Stated task:
Copy out each line that includes the word "общеобразовательной".

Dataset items

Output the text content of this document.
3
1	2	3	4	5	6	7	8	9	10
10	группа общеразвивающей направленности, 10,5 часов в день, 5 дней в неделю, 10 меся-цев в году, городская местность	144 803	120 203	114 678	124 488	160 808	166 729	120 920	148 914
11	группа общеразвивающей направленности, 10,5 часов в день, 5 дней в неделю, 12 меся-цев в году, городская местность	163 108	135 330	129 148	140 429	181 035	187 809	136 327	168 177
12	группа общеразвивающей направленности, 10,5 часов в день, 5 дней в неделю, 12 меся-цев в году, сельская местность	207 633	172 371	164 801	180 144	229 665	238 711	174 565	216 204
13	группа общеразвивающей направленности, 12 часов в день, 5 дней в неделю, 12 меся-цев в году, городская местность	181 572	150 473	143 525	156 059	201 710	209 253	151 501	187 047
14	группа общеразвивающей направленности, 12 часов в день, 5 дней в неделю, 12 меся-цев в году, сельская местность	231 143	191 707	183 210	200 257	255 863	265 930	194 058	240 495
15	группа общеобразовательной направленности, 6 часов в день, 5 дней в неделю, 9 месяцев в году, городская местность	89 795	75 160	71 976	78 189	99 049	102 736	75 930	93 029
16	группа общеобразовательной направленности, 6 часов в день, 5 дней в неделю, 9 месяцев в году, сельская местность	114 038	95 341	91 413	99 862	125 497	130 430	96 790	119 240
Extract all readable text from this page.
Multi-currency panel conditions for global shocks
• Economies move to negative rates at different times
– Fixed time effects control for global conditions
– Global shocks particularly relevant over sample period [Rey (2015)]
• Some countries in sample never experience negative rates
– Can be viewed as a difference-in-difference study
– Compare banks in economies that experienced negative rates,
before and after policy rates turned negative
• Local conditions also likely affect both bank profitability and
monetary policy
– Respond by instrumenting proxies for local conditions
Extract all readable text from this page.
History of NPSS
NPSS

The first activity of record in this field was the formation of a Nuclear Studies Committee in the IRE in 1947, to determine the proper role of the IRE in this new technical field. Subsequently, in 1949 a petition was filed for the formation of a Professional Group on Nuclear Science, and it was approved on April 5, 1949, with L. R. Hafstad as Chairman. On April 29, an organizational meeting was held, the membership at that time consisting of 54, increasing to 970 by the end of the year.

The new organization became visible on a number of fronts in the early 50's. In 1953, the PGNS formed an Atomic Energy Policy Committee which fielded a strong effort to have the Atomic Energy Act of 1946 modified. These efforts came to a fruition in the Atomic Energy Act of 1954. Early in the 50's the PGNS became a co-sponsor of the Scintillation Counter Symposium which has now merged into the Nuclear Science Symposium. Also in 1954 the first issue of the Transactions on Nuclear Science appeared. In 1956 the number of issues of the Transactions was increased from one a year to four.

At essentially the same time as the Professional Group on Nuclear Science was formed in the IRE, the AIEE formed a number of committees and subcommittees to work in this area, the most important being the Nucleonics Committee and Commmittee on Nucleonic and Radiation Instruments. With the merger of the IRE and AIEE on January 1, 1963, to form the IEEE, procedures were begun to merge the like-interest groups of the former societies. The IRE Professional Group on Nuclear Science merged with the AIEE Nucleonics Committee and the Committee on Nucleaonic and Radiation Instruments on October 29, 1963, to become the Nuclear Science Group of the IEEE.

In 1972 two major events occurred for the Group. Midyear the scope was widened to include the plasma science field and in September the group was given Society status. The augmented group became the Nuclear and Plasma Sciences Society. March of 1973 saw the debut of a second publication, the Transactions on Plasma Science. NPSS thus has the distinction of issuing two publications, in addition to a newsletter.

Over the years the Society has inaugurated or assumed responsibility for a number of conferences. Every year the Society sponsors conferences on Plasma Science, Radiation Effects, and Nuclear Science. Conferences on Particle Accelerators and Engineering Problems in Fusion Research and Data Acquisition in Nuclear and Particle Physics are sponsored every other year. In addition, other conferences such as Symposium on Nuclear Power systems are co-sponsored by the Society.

Result of the exercise:
15	группа общеобразовательной направленности, 6 часов в день, 5 дней в неделю, 9 месяцев в году, городская местность	89 795	75 160	71 976	78 189	99 049	102 736	75 930	93 029
16	группа общеобразовательной направленности, 6 часов в день, 5 дней в неделю, 9 месяцев в году, сельская местность	114 038	95 341	91 413	99 862	125 497	130 430	96 790	119 240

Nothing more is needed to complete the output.